Challenge | Search the listing below for the word "regression" and copy each line that holds it.

Given data |
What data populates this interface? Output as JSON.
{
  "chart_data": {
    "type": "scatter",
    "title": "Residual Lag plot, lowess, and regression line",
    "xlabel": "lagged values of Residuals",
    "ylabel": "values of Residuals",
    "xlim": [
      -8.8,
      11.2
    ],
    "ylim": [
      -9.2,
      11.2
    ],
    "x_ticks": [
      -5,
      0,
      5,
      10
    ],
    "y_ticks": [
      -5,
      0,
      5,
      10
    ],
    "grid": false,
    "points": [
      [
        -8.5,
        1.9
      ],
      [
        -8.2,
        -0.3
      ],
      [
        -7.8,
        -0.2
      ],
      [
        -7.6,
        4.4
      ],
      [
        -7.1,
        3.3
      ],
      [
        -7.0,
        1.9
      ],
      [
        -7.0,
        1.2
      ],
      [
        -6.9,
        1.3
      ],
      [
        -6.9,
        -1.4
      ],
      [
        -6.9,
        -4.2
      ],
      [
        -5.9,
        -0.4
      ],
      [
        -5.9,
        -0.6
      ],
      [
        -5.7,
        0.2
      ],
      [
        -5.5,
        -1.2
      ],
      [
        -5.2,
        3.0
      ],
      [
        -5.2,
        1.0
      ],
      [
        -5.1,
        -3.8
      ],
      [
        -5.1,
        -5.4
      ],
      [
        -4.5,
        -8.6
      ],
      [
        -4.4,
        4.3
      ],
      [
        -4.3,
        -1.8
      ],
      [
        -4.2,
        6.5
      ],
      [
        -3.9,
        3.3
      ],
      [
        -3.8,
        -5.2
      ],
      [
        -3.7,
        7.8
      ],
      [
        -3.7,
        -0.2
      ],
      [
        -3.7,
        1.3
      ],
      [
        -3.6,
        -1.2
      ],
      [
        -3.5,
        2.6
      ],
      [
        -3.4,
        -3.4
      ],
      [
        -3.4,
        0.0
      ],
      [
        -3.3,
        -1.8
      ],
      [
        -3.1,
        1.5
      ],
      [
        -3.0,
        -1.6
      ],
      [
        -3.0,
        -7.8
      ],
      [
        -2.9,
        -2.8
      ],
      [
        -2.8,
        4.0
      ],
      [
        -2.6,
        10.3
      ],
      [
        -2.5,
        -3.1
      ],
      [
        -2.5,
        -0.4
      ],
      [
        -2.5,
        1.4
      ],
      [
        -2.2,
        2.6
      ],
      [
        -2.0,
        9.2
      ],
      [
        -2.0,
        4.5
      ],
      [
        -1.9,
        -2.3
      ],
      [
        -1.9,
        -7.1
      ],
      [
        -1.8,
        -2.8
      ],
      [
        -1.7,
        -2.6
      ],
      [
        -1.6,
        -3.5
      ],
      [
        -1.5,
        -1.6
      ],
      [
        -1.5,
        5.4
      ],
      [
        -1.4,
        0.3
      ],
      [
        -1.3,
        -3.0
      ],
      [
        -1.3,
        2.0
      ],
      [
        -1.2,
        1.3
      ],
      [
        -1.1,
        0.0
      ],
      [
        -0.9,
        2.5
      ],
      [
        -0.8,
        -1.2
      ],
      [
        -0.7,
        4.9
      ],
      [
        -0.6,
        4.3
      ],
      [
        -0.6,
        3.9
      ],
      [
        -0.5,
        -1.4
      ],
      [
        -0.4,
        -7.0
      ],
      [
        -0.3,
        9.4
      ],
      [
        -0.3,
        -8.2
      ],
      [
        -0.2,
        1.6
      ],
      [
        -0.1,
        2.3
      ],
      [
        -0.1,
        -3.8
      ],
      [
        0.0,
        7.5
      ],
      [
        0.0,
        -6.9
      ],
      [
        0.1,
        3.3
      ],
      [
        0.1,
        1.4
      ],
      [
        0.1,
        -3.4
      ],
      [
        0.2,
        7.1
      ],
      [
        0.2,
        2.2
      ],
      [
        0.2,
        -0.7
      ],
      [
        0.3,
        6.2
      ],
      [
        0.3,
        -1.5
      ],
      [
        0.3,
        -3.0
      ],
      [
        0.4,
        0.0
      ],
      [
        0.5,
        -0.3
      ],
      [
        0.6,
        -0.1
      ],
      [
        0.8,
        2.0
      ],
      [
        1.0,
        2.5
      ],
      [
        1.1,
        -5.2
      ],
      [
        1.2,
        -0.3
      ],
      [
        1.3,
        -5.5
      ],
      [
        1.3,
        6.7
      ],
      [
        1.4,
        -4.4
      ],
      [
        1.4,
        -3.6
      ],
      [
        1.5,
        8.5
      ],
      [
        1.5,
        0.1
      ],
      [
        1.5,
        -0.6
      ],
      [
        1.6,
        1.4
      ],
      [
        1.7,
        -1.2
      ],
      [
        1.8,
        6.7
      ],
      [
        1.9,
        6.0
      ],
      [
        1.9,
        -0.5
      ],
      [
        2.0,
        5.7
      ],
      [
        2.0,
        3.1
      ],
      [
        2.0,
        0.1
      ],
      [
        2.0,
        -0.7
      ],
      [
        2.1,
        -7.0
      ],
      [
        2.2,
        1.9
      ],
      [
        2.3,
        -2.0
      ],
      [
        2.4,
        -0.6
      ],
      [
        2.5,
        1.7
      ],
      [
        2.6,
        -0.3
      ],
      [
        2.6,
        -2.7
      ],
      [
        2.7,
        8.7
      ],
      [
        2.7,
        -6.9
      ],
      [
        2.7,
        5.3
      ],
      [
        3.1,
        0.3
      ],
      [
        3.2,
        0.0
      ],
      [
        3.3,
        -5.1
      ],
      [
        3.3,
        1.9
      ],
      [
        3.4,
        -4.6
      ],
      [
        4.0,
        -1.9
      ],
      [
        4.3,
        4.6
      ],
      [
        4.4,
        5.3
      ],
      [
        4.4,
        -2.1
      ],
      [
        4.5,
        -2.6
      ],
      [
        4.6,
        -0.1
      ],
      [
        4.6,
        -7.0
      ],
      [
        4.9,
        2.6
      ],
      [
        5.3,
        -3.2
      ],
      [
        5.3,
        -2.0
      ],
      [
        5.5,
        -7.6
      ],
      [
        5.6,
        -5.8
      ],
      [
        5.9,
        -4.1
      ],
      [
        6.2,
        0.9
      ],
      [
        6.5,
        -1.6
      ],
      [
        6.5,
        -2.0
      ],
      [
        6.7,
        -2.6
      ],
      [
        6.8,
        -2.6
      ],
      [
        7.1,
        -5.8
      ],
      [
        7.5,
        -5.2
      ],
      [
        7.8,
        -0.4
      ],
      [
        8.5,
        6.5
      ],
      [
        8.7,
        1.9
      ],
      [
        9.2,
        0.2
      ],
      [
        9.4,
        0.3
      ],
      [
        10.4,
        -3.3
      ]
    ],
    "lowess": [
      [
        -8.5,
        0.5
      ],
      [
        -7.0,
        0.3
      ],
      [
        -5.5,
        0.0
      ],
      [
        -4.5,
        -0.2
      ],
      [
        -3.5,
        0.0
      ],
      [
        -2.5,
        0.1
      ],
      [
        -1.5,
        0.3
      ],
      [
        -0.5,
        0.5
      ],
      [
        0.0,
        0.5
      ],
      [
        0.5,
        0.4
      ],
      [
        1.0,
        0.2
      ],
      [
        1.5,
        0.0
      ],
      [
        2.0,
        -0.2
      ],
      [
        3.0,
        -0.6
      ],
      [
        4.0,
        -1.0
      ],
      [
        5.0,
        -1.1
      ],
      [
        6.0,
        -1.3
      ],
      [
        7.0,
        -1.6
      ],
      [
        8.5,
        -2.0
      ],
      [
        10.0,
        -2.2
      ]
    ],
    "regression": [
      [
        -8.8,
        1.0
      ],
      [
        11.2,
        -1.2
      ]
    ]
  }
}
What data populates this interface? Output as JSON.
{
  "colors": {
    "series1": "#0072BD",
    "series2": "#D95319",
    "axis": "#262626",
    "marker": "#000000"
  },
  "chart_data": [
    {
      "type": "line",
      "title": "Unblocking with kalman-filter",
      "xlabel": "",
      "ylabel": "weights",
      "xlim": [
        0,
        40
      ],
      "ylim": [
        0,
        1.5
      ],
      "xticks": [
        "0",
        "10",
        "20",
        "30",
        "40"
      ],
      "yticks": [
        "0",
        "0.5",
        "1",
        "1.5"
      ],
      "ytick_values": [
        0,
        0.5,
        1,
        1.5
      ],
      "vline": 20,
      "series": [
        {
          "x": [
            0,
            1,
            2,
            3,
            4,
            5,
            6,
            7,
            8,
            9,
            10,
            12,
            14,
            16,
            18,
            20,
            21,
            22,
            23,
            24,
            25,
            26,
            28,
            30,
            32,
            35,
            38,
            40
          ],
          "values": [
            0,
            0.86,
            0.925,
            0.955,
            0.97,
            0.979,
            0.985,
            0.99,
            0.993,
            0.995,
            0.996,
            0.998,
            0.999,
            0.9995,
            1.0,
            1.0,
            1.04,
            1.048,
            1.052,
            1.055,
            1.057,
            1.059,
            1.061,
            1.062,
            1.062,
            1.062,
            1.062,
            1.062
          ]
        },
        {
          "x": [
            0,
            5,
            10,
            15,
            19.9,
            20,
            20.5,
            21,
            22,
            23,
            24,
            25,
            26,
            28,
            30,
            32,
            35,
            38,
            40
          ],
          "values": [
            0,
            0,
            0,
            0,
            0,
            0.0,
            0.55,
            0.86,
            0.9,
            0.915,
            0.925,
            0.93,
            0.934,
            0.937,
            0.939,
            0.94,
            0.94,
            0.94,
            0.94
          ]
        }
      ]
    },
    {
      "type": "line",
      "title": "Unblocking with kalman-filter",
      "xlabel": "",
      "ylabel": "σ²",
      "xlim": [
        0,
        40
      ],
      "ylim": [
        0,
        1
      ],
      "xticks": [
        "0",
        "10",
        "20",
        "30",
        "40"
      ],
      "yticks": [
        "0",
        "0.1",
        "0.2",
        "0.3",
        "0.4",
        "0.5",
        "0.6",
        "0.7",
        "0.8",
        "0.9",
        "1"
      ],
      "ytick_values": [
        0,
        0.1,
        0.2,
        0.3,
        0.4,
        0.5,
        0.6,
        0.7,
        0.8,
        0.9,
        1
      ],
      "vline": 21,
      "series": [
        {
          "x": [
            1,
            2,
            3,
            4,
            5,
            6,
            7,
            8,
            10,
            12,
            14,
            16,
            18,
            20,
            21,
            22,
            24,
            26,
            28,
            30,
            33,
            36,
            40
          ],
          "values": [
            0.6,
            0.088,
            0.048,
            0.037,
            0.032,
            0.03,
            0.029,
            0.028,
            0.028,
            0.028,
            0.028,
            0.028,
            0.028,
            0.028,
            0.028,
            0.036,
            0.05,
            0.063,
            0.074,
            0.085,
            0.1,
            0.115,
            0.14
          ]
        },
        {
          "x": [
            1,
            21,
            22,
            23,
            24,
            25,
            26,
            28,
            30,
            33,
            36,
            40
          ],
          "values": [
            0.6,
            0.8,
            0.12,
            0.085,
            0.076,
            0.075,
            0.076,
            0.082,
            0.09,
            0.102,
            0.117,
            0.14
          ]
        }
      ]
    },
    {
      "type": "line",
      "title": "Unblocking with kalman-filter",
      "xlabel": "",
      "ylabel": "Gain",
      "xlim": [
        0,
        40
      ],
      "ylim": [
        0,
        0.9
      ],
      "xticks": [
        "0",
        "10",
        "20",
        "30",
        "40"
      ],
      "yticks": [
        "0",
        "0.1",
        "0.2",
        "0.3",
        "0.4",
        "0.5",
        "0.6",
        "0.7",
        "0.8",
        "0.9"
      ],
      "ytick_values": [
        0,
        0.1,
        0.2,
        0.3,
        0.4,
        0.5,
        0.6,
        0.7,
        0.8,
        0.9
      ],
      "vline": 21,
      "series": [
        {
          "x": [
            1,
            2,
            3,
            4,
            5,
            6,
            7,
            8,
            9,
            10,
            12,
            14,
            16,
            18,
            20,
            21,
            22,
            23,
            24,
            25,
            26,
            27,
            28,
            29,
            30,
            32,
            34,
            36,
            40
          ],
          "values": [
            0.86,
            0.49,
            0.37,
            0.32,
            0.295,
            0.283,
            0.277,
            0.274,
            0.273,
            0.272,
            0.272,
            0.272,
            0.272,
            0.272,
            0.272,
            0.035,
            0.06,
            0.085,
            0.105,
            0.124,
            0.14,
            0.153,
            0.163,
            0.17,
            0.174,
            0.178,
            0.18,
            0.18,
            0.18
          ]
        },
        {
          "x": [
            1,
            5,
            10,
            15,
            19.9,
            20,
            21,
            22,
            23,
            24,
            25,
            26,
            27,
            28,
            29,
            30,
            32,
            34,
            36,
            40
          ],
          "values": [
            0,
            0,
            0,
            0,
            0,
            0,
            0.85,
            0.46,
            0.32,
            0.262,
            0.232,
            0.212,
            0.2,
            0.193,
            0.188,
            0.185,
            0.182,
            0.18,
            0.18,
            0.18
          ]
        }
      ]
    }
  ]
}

Response below |
    "title": "Residual Lag plot, lowess, and regression line",
    "regression": [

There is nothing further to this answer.